**Task brief**
Among the records below, find each line that includes the string "derecha" and copy it.

## start Supplied material

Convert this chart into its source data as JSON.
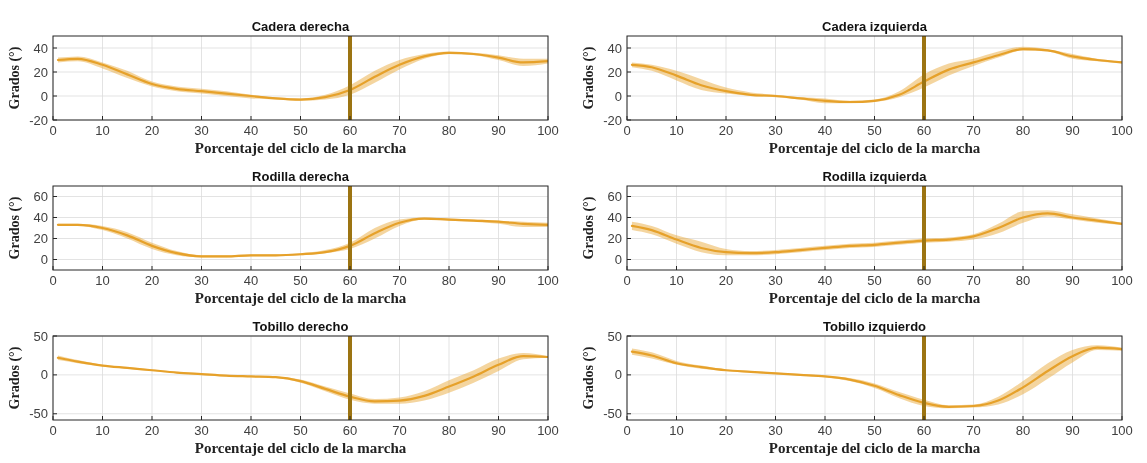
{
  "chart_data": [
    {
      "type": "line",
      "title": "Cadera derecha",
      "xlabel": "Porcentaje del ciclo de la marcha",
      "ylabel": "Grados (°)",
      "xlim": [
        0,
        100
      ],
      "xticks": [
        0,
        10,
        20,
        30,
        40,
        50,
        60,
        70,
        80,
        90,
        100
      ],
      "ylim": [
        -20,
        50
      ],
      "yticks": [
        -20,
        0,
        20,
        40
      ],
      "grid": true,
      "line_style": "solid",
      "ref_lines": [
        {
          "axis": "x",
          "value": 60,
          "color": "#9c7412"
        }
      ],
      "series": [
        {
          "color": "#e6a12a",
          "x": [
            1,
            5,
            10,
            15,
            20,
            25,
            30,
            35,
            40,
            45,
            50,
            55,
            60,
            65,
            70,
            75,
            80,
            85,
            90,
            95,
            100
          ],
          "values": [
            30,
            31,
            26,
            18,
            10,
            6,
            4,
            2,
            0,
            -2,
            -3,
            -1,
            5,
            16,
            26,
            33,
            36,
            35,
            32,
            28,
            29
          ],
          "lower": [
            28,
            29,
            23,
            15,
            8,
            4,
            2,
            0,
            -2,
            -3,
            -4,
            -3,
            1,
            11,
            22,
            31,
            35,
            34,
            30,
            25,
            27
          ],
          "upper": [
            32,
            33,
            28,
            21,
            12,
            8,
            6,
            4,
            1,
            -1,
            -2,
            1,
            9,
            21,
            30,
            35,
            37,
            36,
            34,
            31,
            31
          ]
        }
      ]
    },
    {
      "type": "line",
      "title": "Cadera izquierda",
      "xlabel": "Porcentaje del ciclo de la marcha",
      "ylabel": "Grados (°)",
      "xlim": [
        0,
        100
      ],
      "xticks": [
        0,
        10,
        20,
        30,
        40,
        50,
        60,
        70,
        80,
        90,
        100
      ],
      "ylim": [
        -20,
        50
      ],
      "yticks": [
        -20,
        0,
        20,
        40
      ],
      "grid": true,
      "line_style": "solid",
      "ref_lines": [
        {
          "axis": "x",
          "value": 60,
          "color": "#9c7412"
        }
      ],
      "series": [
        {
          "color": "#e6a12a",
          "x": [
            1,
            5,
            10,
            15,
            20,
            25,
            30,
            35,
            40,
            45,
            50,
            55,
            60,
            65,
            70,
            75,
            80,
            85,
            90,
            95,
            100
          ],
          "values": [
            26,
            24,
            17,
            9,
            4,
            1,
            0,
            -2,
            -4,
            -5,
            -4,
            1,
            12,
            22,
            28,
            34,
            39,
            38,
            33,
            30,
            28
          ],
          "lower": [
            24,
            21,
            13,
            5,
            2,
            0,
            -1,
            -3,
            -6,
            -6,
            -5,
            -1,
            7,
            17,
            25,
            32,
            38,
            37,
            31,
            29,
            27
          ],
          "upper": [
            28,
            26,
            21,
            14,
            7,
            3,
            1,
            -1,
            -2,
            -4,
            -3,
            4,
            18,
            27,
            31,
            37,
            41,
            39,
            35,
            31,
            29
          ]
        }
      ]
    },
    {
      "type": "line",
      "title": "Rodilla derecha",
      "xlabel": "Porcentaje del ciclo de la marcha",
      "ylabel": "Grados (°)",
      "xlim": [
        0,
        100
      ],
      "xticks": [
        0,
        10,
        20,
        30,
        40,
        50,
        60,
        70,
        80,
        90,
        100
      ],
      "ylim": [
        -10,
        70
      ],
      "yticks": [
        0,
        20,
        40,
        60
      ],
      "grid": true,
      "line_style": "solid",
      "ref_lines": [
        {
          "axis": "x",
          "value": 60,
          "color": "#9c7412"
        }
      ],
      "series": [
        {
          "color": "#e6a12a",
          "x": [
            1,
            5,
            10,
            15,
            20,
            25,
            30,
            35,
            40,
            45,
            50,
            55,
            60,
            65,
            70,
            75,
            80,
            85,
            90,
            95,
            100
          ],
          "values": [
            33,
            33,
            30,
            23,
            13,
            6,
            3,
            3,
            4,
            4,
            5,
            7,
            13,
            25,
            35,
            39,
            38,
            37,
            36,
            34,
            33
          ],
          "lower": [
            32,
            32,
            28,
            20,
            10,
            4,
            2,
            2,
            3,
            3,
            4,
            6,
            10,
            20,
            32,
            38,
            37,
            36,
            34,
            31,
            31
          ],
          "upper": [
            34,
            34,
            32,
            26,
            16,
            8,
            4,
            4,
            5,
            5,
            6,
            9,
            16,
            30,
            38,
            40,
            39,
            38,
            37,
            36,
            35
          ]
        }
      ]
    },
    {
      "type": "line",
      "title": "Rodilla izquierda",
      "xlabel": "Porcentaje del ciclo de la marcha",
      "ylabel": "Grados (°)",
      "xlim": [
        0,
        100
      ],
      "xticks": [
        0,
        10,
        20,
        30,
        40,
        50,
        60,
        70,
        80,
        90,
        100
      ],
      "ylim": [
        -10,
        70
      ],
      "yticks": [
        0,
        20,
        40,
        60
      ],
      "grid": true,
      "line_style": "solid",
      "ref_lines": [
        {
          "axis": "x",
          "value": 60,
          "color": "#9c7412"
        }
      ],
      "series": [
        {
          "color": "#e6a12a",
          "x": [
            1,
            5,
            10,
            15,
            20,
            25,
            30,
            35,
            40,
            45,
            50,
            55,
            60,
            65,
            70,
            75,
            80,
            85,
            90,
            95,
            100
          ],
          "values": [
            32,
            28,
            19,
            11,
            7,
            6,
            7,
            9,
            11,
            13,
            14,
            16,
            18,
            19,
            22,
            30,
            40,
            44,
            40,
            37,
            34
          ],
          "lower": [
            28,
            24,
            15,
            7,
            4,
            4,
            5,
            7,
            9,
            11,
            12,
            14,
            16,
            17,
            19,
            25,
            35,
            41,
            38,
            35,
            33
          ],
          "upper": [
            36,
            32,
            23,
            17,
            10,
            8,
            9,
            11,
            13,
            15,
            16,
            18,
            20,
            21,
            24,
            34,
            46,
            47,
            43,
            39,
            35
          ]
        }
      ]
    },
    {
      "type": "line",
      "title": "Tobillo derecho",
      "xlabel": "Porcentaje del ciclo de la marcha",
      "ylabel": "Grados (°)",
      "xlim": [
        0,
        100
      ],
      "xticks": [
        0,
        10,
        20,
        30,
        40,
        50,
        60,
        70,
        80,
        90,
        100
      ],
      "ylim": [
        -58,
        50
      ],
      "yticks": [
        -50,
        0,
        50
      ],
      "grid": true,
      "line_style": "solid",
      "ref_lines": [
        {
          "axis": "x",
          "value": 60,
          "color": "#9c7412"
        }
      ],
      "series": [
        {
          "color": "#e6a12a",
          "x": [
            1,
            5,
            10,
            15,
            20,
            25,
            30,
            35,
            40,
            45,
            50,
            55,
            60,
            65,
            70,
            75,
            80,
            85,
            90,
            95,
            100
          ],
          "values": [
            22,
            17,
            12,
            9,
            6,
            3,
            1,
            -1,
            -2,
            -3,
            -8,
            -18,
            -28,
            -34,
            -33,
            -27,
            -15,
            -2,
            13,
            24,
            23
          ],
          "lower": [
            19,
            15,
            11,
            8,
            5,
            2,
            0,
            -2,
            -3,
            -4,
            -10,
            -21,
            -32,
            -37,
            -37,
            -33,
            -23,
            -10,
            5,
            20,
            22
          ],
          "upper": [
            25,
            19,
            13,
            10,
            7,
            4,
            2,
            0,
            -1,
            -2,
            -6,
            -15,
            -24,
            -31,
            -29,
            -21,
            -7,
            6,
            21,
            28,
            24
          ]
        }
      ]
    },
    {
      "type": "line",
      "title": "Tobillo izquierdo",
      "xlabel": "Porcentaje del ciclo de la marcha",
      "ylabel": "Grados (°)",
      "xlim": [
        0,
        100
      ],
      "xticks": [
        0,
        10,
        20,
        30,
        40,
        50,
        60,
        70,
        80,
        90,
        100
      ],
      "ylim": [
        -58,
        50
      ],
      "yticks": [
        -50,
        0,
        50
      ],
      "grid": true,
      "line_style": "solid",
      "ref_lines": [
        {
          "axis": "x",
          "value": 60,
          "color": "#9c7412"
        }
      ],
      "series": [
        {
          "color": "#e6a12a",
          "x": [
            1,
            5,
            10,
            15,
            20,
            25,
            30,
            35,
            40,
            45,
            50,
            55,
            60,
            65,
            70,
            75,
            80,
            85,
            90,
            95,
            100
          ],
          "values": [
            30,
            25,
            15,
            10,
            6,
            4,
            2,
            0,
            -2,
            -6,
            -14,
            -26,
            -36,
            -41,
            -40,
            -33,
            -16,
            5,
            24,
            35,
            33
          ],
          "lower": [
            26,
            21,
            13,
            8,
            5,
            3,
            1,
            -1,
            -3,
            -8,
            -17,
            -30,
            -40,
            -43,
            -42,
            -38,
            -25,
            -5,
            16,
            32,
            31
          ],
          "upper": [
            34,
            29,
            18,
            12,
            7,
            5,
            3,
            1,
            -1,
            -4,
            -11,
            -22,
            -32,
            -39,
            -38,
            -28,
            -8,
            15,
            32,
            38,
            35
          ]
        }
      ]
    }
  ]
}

## end Supplied material

**Final answer**
      "title": "Cadera derecha",
      "title": "Rodilla derecha",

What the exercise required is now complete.